Task description
Read the entries below and pull out each line with the string "Percent".

_ _ _ _ _ _ _

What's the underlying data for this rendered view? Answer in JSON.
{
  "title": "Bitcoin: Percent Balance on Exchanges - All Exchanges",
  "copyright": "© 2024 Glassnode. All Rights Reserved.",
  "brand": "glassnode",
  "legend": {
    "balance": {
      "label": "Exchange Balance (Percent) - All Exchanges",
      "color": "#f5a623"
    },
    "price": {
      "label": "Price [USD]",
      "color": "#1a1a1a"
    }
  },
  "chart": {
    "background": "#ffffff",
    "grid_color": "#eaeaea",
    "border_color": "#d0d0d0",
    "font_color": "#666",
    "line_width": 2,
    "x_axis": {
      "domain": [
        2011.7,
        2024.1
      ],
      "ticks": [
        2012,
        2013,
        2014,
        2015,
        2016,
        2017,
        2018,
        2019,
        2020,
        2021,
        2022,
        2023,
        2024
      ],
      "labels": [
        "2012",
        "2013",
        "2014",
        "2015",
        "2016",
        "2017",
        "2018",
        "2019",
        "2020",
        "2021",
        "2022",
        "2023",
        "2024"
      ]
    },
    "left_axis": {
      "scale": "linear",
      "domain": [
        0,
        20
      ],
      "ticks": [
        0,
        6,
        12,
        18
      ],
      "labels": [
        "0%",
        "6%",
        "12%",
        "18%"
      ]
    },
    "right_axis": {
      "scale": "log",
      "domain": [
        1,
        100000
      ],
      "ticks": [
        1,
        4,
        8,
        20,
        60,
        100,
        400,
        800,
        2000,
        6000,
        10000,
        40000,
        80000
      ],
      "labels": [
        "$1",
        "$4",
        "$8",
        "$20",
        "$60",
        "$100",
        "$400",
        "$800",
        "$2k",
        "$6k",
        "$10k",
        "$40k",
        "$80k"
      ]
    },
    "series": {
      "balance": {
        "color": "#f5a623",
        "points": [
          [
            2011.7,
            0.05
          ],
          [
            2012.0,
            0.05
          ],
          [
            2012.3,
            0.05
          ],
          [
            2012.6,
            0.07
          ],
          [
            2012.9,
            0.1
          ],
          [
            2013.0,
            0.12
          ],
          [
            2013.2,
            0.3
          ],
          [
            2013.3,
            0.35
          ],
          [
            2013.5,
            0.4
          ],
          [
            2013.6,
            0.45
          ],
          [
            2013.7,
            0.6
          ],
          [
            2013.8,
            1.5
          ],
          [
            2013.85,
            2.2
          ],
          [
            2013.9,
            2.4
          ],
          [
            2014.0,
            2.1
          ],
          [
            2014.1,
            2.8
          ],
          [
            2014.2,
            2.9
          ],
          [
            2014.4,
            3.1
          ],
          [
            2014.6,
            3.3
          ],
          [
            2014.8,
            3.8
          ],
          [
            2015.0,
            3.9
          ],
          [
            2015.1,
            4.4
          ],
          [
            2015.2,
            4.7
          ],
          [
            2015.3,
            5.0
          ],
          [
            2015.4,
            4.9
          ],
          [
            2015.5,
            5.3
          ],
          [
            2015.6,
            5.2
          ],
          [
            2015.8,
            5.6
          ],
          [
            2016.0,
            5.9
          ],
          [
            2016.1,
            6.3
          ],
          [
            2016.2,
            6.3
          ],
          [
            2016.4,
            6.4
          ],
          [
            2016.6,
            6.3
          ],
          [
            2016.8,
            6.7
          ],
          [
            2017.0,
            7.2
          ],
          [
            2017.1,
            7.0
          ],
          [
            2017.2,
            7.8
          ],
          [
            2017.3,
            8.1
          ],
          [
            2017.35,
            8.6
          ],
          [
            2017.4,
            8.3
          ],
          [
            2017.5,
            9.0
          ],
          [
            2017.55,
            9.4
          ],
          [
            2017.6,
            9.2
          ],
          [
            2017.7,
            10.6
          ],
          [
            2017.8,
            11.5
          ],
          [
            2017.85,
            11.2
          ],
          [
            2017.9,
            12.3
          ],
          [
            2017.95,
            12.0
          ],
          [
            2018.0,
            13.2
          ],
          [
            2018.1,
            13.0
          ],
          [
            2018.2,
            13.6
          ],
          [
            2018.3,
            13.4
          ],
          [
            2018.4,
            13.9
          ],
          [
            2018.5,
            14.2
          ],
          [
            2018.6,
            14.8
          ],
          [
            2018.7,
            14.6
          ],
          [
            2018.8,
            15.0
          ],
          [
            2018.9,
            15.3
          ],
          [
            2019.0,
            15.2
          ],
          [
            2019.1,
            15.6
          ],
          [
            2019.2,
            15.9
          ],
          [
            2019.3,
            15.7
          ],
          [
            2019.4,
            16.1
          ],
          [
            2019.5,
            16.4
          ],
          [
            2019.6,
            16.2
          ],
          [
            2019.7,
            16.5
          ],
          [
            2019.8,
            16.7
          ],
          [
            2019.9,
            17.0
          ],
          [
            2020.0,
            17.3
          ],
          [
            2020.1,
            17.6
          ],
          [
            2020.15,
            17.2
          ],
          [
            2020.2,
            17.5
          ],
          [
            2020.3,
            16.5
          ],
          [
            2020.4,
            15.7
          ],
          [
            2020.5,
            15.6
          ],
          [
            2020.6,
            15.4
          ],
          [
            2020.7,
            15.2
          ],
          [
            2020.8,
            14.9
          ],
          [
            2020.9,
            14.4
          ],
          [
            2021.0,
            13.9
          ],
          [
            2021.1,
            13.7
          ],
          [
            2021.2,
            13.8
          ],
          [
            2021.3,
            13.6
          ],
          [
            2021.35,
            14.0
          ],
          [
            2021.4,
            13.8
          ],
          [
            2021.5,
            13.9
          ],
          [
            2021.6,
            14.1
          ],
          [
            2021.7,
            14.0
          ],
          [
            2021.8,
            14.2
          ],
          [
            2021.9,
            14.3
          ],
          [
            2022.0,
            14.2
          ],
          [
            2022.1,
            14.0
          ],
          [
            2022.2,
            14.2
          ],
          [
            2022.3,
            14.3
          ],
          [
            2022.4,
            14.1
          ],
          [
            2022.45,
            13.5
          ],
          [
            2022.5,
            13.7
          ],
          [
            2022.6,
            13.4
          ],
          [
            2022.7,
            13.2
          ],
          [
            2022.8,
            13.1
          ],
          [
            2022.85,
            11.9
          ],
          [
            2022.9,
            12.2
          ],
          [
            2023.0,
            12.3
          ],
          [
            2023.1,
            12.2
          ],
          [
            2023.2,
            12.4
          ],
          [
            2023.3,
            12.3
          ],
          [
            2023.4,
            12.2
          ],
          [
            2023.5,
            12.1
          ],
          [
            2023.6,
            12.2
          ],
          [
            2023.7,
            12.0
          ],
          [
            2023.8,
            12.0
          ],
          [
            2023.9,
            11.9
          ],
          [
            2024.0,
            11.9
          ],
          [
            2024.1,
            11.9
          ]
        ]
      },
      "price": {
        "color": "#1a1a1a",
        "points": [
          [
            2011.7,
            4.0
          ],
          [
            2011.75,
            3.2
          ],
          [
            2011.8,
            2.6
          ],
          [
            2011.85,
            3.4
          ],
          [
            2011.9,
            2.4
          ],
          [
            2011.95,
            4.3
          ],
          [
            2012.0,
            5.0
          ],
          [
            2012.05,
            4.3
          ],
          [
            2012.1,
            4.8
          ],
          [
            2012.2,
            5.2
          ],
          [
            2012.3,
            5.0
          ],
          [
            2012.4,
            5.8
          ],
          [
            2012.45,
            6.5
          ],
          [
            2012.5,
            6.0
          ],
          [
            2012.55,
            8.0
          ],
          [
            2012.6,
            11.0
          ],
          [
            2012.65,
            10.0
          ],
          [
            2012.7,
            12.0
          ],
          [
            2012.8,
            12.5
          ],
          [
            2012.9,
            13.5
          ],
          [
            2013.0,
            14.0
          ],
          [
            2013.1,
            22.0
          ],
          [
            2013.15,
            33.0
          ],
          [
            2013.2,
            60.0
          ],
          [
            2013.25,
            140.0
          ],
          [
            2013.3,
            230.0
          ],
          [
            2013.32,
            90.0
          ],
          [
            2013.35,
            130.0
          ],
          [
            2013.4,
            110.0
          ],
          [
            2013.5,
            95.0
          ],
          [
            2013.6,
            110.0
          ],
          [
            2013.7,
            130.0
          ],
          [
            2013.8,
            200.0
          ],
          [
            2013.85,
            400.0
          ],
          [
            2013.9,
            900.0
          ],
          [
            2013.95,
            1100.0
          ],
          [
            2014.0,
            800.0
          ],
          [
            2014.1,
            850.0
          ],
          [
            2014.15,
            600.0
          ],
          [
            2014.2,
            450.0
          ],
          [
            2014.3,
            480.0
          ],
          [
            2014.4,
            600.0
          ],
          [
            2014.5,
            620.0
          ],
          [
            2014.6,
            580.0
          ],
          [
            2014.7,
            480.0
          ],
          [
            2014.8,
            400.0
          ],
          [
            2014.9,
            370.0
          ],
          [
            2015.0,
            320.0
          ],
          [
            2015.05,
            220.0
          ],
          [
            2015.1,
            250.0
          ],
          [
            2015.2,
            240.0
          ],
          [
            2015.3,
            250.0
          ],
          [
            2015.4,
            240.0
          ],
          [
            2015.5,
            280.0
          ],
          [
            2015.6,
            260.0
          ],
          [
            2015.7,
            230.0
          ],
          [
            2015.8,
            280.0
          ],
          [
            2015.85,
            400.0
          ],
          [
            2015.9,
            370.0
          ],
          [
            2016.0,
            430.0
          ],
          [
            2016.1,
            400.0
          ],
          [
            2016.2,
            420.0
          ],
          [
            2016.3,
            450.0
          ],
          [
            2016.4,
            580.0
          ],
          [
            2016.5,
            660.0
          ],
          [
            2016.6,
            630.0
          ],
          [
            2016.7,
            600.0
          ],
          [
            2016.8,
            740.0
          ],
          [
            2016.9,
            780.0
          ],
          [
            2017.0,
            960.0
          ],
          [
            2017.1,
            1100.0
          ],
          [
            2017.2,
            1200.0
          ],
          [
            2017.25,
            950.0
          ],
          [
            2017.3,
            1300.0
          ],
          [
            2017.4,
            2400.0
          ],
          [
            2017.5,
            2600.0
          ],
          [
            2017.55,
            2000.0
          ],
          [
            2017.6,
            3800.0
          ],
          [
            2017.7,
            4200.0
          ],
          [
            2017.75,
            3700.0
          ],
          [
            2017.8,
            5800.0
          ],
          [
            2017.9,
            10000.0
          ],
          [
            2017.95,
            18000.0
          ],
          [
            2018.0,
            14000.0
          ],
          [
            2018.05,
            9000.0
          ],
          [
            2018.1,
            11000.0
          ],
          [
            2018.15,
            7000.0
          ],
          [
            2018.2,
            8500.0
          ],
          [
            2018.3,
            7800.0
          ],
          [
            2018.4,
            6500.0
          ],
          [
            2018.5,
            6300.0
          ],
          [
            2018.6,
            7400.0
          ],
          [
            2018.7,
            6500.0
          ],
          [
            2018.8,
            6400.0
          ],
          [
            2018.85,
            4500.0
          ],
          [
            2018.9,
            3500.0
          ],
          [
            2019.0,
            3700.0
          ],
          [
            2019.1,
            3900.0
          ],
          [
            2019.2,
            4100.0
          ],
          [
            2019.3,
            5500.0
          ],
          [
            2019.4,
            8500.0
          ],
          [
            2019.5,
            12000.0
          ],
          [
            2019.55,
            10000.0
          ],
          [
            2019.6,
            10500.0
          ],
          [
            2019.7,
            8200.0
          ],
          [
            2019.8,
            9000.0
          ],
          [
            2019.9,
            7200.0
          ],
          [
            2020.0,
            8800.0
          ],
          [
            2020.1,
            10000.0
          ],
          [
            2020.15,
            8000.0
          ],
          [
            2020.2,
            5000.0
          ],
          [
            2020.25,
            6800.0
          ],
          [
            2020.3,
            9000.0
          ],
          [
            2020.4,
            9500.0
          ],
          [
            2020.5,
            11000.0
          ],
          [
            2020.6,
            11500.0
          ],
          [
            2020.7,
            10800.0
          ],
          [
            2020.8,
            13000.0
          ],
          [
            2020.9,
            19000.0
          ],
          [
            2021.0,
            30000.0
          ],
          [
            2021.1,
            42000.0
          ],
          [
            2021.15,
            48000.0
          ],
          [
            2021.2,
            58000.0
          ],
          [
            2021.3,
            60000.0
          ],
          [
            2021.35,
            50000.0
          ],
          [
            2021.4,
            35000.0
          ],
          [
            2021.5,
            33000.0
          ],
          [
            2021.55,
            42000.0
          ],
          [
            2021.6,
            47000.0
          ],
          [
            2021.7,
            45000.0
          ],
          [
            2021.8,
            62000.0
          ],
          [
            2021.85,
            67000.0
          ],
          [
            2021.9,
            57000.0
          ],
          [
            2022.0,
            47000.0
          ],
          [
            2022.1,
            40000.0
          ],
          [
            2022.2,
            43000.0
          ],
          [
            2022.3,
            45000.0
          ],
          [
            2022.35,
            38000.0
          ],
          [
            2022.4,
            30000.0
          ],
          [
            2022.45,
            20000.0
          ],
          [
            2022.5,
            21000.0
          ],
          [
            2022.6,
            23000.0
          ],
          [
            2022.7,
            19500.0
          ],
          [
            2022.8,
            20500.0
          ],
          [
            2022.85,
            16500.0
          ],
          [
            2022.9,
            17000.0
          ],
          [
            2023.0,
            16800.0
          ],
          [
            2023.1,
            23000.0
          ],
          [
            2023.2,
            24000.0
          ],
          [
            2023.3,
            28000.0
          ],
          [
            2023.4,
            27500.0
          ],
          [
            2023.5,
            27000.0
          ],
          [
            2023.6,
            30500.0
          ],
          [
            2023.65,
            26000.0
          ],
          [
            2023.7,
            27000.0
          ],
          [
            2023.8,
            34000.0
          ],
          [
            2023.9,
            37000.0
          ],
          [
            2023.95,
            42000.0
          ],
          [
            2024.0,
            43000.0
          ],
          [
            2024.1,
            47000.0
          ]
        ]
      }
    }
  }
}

_ _ _ _ _ _ _

Task solution
  "title": "Bitcoin: Percent Balance on Exchanges - All Exchanges",
      "label": "Exchange Balance (Percent) - All Exchanges",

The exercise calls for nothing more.